> _Short exercise_
Find and copy each line of the records where the string "Consumption" shows up.

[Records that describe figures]

____

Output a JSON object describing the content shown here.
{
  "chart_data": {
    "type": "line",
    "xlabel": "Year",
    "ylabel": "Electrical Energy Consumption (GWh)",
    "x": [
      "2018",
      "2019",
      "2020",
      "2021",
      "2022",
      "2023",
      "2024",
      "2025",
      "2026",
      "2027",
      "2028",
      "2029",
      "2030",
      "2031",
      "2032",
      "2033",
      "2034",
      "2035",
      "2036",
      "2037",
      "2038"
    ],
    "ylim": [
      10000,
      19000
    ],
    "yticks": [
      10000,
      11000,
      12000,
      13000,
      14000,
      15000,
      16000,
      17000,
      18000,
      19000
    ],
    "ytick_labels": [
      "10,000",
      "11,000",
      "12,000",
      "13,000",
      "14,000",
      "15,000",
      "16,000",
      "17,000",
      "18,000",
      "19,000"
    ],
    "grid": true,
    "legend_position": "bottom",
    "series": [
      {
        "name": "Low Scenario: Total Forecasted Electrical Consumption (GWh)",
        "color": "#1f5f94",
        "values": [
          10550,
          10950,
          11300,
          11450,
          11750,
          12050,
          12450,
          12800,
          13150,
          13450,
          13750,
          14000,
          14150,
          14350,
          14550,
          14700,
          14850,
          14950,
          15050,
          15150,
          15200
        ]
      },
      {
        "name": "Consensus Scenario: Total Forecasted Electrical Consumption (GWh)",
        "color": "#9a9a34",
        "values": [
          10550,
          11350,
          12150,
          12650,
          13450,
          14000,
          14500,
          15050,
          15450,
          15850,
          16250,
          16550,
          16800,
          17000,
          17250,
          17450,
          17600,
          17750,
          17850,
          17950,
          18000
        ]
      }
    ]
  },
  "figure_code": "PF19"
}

____

> _Exercise output_
    "ylabel": "Electrical Energy Consumption (GWh)",
        "name": "Low Scenario: Total Forecasted Electrical Consumption (GWh)",
        "name": "Consensus Scenario: Total Forecasted Electrical Consumption (GWh)",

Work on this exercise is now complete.